What to do » Count the lines in the items below that contain the string "trapway", treating uppercase and lowercase as different. Reply with the number only.

——————————

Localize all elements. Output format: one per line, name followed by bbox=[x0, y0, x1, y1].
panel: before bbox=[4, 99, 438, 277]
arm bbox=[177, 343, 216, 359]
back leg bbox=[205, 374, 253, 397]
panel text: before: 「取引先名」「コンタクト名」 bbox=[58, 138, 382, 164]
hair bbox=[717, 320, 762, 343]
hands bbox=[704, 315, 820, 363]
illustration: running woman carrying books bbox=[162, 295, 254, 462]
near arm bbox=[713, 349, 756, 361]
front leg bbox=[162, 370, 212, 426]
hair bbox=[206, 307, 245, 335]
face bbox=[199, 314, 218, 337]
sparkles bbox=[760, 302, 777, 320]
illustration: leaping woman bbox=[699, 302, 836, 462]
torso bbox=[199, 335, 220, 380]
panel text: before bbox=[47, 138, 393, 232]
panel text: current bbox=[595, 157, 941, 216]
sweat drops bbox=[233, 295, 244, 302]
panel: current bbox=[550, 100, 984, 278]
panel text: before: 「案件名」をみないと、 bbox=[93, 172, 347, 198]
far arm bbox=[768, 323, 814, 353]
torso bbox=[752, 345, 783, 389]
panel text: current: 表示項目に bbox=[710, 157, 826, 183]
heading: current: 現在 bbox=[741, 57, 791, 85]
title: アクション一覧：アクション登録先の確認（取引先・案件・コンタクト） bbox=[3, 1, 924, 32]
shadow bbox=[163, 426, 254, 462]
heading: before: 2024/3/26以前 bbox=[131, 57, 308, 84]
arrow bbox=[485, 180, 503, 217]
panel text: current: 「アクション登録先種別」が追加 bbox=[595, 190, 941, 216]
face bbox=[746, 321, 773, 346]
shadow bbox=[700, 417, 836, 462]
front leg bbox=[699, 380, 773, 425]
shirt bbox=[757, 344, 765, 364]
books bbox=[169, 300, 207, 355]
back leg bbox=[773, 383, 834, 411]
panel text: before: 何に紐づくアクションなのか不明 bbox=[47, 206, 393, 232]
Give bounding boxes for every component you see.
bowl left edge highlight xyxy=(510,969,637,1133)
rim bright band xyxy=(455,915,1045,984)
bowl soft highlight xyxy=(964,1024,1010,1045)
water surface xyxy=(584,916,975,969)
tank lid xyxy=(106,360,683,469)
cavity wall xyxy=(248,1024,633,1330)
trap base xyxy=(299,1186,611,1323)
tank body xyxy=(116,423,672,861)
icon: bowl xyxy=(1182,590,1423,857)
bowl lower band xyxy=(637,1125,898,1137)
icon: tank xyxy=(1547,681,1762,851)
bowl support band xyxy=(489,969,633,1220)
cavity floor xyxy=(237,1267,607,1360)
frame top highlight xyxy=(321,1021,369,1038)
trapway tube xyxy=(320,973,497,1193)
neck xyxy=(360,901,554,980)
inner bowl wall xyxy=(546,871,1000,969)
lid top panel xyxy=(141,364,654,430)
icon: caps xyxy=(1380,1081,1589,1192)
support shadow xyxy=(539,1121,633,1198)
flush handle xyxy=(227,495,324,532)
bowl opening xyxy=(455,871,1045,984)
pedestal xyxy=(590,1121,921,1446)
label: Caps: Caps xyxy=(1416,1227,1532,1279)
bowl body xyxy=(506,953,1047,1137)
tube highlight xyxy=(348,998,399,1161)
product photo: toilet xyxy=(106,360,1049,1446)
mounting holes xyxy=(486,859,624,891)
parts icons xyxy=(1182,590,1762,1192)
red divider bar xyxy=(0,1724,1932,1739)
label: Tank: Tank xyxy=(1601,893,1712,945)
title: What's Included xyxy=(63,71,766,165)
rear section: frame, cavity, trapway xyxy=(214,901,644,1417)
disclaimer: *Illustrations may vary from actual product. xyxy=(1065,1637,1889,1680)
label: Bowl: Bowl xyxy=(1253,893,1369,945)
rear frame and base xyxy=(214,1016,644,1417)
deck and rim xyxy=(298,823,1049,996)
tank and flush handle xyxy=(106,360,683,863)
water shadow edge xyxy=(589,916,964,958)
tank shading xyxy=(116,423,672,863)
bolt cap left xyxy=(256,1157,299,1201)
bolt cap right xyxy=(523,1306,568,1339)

——————————

Output of the exercise » 2